### TASK INSTRUCTIONS
Only the lines from the one containing "Give me the" through the end of the records should be retyped, exactly and including both ends; pictures stay out.

### WORKING DATA

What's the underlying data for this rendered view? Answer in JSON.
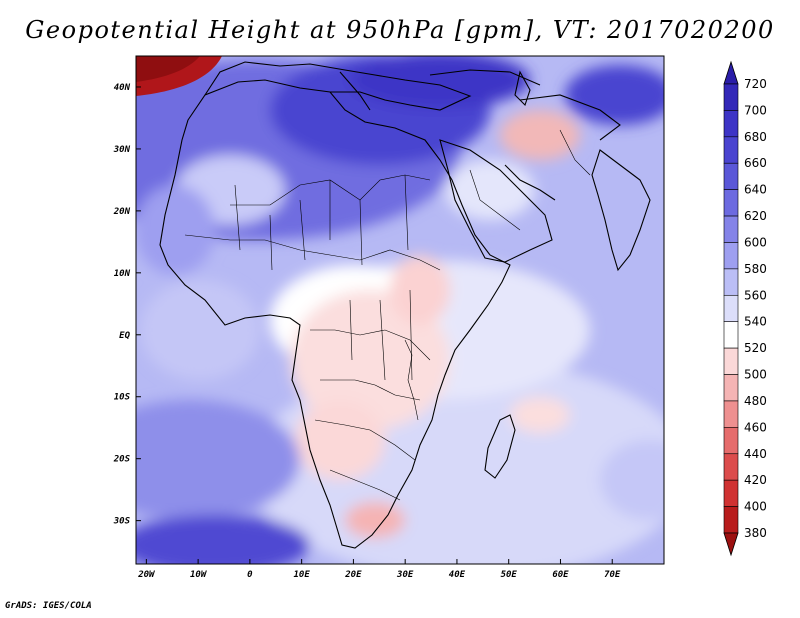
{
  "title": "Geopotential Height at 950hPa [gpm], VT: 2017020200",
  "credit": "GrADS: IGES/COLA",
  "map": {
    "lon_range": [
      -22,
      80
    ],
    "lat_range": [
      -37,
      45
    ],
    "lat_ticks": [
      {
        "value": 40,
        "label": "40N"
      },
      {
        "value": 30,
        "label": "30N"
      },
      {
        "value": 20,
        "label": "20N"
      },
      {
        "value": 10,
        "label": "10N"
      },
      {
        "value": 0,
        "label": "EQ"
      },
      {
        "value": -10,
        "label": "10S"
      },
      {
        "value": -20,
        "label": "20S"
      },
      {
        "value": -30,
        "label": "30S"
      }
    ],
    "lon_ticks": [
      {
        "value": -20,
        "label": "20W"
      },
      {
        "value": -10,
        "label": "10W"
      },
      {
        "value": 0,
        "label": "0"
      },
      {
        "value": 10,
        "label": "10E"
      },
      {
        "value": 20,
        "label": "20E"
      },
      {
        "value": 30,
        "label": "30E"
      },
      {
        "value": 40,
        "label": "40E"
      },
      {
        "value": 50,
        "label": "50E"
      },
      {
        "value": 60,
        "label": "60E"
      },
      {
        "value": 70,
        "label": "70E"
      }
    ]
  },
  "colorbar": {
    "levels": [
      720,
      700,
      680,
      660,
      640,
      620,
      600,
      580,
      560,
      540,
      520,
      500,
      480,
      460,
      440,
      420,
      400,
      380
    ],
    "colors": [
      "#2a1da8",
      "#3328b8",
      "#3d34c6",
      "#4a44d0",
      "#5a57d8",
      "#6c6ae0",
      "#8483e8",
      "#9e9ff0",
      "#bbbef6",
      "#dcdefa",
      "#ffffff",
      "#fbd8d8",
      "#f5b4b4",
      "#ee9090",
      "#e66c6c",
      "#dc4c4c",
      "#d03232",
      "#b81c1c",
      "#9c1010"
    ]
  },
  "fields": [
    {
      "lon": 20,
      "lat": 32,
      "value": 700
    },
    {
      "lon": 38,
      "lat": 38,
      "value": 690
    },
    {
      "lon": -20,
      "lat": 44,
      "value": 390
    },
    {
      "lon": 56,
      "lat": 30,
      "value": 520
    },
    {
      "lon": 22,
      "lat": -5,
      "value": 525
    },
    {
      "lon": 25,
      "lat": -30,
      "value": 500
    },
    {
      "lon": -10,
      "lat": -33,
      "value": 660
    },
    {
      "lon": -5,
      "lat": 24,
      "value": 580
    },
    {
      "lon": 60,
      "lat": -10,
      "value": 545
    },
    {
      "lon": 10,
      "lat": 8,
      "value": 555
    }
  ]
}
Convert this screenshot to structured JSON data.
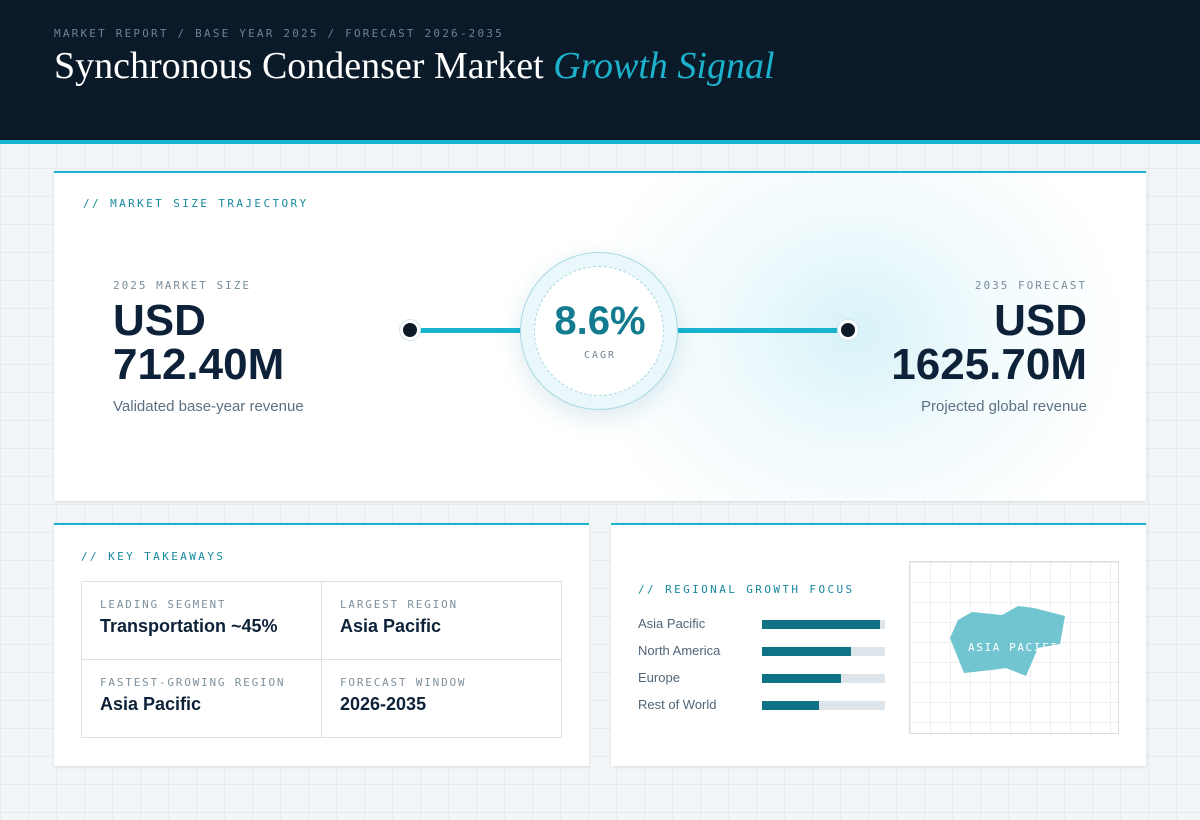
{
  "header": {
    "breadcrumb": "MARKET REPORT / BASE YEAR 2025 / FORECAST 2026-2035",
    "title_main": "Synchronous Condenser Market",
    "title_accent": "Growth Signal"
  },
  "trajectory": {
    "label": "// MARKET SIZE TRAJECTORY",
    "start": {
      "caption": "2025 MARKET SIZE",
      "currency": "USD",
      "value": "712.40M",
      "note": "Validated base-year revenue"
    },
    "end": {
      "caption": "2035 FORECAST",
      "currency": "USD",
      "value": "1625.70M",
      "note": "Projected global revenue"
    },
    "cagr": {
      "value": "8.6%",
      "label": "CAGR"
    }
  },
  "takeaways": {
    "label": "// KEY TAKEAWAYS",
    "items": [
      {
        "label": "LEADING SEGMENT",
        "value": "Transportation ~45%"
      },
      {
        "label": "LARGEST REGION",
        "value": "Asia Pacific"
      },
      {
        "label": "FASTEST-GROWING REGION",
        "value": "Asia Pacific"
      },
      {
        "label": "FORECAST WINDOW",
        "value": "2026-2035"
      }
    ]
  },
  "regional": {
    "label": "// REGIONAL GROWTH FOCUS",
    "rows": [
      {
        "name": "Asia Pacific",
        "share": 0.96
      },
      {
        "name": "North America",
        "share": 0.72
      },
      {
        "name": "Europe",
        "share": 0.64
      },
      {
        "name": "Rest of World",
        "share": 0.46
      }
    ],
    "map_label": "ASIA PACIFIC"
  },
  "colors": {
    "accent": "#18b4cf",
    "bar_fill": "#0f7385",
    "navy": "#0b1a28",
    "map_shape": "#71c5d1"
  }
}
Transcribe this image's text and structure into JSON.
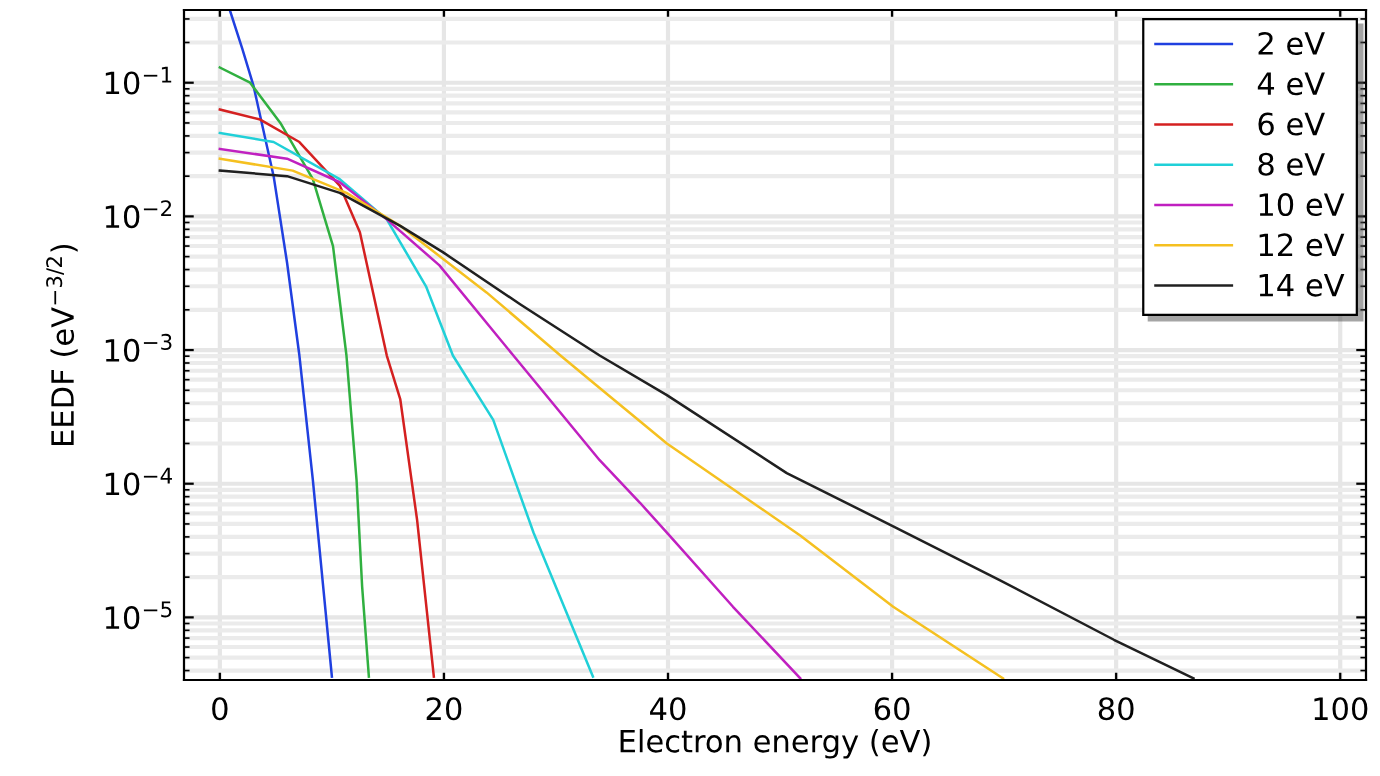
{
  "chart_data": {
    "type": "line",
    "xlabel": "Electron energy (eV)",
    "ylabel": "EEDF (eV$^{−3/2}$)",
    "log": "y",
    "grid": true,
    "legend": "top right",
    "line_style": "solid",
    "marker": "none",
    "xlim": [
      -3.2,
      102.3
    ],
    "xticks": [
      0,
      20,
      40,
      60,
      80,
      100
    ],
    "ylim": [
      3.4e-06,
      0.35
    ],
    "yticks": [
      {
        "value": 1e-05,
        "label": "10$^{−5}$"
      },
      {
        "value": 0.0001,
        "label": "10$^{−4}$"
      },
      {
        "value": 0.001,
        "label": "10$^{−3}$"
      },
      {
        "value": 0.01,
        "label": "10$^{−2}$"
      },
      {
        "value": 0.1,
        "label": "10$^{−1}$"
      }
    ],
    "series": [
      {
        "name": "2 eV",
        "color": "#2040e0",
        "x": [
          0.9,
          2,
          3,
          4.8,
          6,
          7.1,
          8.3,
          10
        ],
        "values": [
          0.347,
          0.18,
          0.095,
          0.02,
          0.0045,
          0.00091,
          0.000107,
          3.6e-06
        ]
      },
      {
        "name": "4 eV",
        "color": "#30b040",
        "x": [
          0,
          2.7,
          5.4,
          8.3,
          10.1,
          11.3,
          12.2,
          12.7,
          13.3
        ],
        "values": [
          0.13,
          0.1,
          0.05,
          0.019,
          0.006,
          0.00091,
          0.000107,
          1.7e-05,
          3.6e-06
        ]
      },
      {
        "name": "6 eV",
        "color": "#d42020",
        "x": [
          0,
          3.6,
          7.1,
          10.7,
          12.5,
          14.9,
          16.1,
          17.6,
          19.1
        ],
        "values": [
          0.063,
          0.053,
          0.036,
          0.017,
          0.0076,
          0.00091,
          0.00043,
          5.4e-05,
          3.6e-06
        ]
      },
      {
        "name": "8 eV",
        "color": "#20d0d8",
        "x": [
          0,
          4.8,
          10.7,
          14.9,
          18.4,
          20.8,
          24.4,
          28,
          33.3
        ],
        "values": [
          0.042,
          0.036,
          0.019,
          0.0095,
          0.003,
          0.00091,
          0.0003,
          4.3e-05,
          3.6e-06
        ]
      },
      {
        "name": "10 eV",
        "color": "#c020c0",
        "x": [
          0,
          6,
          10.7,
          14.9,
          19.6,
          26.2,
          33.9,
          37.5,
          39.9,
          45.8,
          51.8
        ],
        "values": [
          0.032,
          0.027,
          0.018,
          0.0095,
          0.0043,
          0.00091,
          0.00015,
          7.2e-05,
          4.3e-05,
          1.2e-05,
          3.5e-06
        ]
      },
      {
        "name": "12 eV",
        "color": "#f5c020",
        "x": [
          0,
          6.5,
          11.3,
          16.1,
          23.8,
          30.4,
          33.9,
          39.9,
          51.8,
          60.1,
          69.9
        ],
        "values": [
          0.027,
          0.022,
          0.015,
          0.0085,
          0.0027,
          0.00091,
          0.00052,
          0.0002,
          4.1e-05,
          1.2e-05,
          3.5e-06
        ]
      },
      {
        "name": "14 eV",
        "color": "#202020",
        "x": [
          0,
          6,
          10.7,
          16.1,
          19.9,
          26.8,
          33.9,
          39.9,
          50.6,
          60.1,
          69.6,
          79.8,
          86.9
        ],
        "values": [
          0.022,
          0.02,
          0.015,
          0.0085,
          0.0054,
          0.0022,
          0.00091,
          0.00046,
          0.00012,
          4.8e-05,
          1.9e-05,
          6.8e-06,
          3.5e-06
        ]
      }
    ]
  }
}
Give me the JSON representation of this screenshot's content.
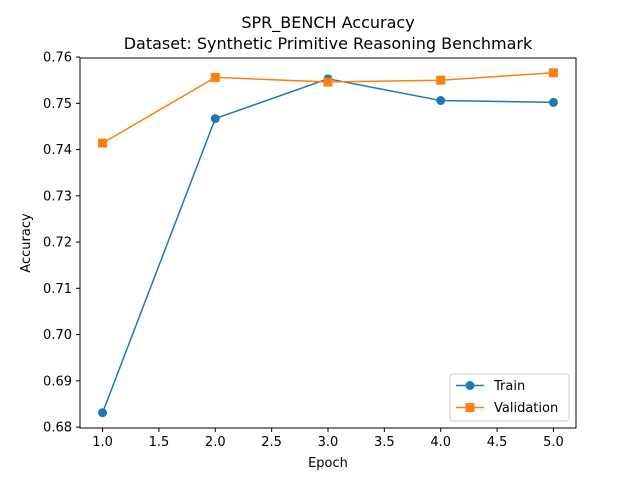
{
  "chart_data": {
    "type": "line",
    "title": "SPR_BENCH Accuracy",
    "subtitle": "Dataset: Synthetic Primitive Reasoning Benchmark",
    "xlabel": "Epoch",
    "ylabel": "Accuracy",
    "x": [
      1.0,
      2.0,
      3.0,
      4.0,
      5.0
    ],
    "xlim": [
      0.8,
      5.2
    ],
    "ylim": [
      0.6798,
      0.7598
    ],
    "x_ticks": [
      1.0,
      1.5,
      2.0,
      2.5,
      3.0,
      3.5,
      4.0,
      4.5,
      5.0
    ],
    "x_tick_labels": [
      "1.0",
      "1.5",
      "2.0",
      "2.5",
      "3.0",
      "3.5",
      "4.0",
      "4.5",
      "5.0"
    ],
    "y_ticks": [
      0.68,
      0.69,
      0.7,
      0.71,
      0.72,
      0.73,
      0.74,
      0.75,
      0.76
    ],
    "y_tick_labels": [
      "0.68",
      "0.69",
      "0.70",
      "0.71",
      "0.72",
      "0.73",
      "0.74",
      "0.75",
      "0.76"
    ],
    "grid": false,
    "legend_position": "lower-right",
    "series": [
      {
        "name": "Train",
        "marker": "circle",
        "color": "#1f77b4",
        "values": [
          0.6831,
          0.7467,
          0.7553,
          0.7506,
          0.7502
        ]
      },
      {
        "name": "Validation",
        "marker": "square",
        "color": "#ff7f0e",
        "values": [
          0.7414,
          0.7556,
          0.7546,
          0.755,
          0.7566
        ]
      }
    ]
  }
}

### ANSWER
Give me the JSON representation of this screenshot's content.
{
  "chart_data": {
    "type": "line",
    "title": "SPR_BENCH Accuracy",
    "subtitle": "Dataset: Synthetic Primitive Reasoning Benchmark",
    "xlabel": "Epoch",
    "ylabel": "Accuracy",
    "x": [
      1.0,
      2.0,
      3.0,
      4.0,
      5.0
    ],
    "xlim": [
      0.8,
      5.2
    ],
    "ylim": [
      0.6798,
      0.7598
    ],
    "x_ticks": [
      1.0,
      1.5,
      2.0,
      2.5,
      3.0,
      3.5,
      4.0,
      4.5,
      5.0
    ],
    "x_tick_labels": [
      "1.0",
      "1.5",
      "2.0",
      "2.5",
      "3.0",
      "3.5",
      "4.0",
      "4.5",
      "5.0"
    ],
    "y_ticks": [
      0.68,
      0.69,
      0.7,
      0.71,
      0.72,
      0.73,
      0.74,
      0.75,
      0.76
    ],
    "y_tick_labels": [
      "0.68",
      "0.69",
      "0.70",
      "0.71",
      "0.72",
      "0.73",
      "0.74",
      "0.75",
      "0.76"
    ],
    "grid": false,
    "legend_position": "lower-right",
    "series": [
      {
        "name": "Train",
        "marker": "circle",
        "color": "#1f77b4",
        "values": [
          0.6831,
          0.7467,
          0.7553,
          0.7506,
          0.7502
        ]
      },
      {
        "name": "Validation",
        "marker": "square",
        "color": "#ff7f0e",
        "values": [
          0.7414,
          0.7556,
          0.7546,
          0.755,
          0.7566
        ]
      }
    ]
  }
}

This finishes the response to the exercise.